### AIM
Below are the entries; count the lines in them that contain the word "type" and give only the number.

### ENTRIES PROVIDED
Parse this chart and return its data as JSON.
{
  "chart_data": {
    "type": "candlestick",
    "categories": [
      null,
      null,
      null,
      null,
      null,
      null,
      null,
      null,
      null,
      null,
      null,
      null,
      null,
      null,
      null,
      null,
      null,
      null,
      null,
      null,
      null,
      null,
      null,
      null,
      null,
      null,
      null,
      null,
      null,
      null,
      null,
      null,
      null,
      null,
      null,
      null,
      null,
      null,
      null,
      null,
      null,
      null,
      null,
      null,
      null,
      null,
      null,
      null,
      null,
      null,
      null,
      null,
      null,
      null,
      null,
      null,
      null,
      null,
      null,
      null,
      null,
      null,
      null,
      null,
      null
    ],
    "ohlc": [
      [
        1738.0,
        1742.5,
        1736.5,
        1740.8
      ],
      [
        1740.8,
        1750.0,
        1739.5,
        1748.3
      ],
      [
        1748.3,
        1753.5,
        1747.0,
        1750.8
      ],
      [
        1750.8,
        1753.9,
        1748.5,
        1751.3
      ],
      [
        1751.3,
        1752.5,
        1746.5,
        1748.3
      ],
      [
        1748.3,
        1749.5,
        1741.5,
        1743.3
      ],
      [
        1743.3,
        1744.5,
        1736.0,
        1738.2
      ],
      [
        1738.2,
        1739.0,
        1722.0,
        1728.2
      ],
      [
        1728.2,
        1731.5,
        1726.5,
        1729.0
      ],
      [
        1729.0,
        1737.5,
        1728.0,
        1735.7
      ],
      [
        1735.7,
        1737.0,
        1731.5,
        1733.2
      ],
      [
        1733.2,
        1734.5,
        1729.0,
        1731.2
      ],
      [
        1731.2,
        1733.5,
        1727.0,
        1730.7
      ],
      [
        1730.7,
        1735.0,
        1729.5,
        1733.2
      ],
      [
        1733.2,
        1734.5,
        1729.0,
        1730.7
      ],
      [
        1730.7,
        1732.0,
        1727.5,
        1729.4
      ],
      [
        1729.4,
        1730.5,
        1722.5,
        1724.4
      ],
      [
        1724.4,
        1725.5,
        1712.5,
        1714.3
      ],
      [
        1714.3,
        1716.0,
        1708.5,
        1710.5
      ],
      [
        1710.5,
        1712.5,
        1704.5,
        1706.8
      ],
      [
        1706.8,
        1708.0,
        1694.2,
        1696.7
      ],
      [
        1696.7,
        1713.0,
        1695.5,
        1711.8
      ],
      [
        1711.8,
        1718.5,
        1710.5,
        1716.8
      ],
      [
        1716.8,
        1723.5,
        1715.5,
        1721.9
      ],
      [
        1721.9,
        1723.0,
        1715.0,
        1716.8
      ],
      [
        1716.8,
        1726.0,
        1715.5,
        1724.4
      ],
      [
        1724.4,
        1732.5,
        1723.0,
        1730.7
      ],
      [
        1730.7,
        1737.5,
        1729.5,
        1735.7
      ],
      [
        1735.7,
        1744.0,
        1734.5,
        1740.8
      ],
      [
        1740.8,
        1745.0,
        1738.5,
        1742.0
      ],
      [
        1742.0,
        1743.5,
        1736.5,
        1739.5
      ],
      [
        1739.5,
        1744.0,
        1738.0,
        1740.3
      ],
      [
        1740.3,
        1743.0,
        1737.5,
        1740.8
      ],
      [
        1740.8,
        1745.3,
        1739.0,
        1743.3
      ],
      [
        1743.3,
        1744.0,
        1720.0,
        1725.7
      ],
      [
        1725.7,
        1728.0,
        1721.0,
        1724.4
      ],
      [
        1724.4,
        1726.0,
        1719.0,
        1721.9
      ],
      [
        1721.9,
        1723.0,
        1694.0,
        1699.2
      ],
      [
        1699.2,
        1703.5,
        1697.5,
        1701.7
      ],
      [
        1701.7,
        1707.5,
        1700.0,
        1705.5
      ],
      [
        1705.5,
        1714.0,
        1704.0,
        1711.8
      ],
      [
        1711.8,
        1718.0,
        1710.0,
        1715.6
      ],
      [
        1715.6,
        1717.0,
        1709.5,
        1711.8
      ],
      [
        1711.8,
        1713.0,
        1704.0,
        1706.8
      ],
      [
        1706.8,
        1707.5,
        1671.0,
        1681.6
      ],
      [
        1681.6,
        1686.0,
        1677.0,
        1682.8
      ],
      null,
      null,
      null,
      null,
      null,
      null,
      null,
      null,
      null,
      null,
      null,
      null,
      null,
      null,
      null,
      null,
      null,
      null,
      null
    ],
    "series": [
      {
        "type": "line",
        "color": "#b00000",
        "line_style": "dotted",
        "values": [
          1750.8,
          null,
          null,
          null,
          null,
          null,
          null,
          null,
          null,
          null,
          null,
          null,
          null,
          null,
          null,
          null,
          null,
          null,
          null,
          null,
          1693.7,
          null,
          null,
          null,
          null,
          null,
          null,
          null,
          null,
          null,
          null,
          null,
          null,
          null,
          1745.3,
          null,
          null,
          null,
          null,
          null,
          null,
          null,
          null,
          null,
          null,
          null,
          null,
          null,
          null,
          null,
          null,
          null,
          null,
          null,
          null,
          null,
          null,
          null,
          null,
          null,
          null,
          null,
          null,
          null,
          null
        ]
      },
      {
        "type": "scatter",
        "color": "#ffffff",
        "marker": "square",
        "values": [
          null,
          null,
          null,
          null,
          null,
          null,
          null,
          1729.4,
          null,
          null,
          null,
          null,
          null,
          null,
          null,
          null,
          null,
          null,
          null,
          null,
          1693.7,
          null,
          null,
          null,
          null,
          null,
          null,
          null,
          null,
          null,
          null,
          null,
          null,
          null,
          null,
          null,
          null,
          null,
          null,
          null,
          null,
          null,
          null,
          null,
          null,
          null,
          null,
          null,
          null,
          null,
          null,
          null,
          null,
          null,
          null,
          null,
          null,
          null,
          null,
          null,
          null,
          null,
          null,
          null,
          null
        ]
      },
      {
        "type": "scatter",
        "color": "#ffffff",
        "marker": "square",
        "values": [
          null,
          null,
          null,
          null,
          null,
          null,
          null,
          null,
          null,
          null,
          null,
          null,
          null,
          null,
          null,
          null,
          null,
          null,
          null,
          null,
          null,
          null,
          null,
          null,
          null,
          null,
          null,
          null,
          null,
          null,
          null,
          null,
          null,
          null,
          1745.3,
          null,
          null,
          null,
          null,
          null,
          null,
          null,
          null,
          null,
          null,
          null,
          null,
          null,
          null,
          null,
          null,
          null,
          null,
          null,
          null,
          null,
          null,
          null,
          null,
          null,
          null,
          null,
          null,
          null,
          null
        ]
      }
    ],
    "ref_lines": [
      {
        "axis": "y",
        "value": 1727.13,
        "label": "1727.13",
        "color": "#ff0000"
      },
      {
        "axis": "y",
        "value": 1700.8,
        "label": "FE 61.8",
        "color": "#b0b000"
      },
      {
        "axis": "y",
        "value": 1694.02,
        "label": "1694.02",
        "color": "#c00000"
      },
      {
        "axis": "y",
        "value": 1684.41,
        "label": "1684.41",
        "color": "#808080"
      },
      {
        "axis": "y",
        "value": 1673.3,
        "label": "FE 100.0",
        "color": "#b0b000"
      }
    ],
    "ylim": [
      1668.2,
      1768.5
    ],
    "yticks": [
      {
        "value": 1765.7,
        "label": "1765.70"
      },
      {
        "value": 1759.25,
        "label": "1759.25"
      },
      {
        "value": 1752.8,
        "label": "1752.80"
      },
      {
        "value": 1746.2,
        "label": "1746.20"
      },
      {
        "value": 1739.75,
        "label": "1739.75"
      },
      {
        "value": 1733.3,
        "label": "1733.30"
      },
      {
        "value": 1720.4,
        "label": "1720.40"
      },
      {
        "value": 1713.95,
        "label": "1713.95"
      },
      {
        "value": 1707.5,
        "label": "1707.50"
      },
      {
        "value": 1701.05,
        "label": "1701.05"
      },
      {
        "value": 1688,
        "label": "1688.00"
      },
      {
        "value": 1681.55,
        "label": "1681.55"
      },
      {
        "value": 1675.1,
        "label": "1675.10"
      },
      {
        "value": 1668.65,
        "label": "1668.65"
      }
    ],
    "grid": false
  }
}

### FINISHED TASK
4